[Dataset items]
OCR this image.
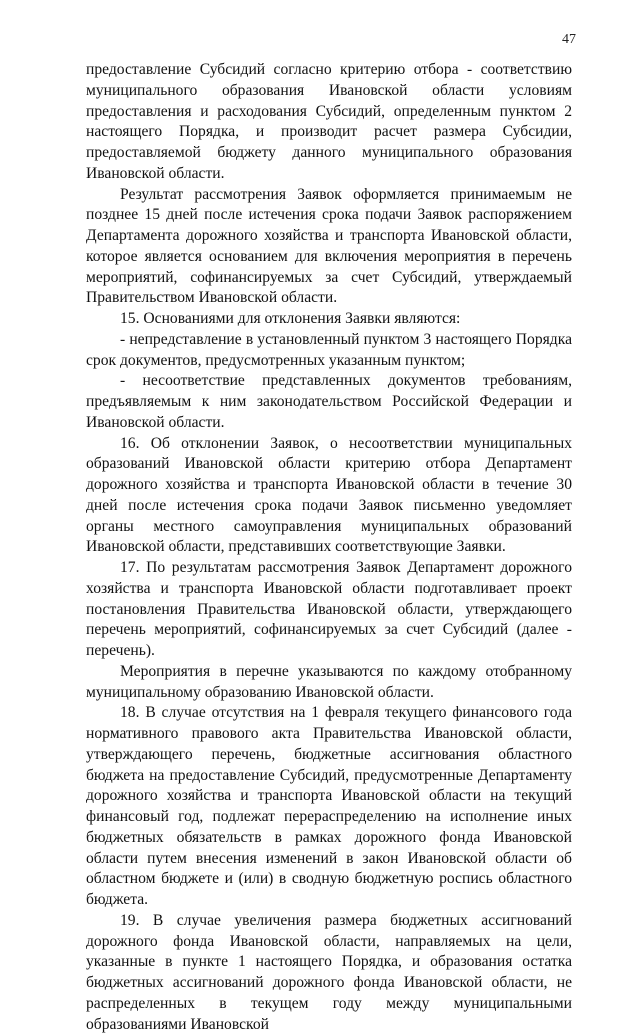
47

предоставление Субсидий согласно критерию отбора - соответствию муниципального образования Ивановской области условиям предоставления и расходования Субсидий, определенным пунктом 2 настоящего Порядка, и производит расчет размера Субсидии, предоставляемой бюджету данного муниципального образования Ивановской области.

Результат рассмотрения Заявок оформляется принимаемым не позднее 15 дней после истечения срока подачи Заявок распоряжением Департамента дорожного хозяйства и транспорта Ивановской области, которое является основанием для включения мероприятия в перечень мероприятий, софинансируемых за счет Субсидий, утверждаемый Правительством Ивановской области.

15. Основаниями для отклонения Заявки являются:

- непредставление в установленный пунктом 3 настоящего Порядка срок документов, предусмотренных указанным пунктом;

- несоответствие представленных документов требованиям, предъявляемым к ним законодательством Российской Федерации и Ивановской области.

16. Об отклонении Заявок, о несоответствии муниципальных образований Ивановской области критерию отбора Департамент дорожного хозяйства и транспорта Ивановской области в течение 30 дней после истечения срока подачи Заявок письменно уведомляет органы местного самоуправления муниципальных образований Ивановской области, представивших соответствующие Заявки.

17. По результатам рассмотрения Заявок Департамент дорожного хозяйства и транспорта Ивановской области подготавливает проект постановления Правительства Ивановской области, утверждающего перечень мероприятий, софинансируемых за счет Субсидий (далее - перечень).

Мероприятия в перечне указываются по каждому отобранному муниципальному образованию Ивановской области.

18. В случае отсутствия на 1 февраля текущего финансового года нормативного правового акта Правительства Ивановской области, утверждающего перечень, бюджетные ассигнования областного бюджета на предоставление Субсидий, предусмотренные Департаменту дорожного хозяйства и транспорта Ивановской области на текущий финансовый год, подлежат перераспределению на исполнение иных бюджетных обязательств в рамках дорожного фонда Ивановской области путем внесения изменений в закон Ивановской области об областном бюджете и (или) в сводную бюджетную роспись областного бюджета.

19. В случае увеличения размера бюджетных ассигнований дорожного фонда Ивановской области, направляемых на цели, указанные в пункте 1 настоящего Порядка, и образования остатка бюджетных ассигнований дорожного фонда Ивановской области, не распределенных в текущем году между муниципальными образованиями Ивановской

> TASK PROMPT
Copy each line in full and exactly, omitting any picture.

> WRITTEN RESPONSE
OCR this image.
47

предоставление Субсидий согласно критерию отбора - соответствию муниципального образования Ивановской области условиям предоставления и расходования Субсидий, определенным пунктом 2 настоящего Порядка, и производит расчет размера Субсидии, предоставляемой бюджету данного муниципального образования Ивановской области.

Результат рассмотрения Заявок оформляется принимаемым не позднее 15 дней после истечения срока подачи Заявок распоряжением Департамента дорожного хозяйства и транспорта Ивановской области, которое является основанием для включения мероприятия в перечень мероприятий, софинансируемых за счет Субсидий, утверждаемый Правительством Ивановской области.

15. Основаниями для отклонения Заявки являются:

- непредставление в установленный пунктом 3 настоящего Порядка срок документов, предусмотренных указанным пунктом;

- несоответствие представленных документов требованиям, предъявляемым к ним законодательством Российской Федерации и Ивановской области.

16. Об отклонении Заявок, о несоответствии муниципальных образований Ивановской области критерию отбора Департамент дорожного хозяйства и транспорта Ивановской области в течение 30 дней после истечения срока подачи Заявок письменно уведомляет органы местного самоуправления муниципальных образований Ивановской области, представивших соответствующие Заявки.

17. По результатам рассмотрения Заявок Департамент дорожного хозяйства и транспорта Ивановской области подготавливает проект постановления Правительства Ивановской области, утверждающего перечень мероприятий, софинансируемых за счет Субсидий (далее - перечень).

Мероприятия в перечне указываются по каждому отобранному муниципальному образованию Ивановской области.

18. В случае отсутствия на 1 февраля текущего финансового года нормативного правового акта Правительства Ивановской области, утверждающего перечень, бюджетные ассигнования областного бюджета на предоставление Субсидий, предусмотренные Департаменту дорожного хозяйства и транспорта Ивановской области на текущий финансовый год, подлежат перераспределению на исполнение иных бюджетных обязательств в рамках дорожного фонда Ивановской области путем внесения изменений в закон Ивановской области об областном бюджете и (или) в сводную бюджетную роспись областного бюджета.

19. В случае увеличения размера бюджетных ассигнований дорожного фонда Ивановской области, направляемых на цели, указанные в пункте 1 настоящего Порядка, и образования остатка бюджетных ассигнований дорожного фонда Ивановской области, не распределенных в текущем году между муниципальными образованиями Ивановской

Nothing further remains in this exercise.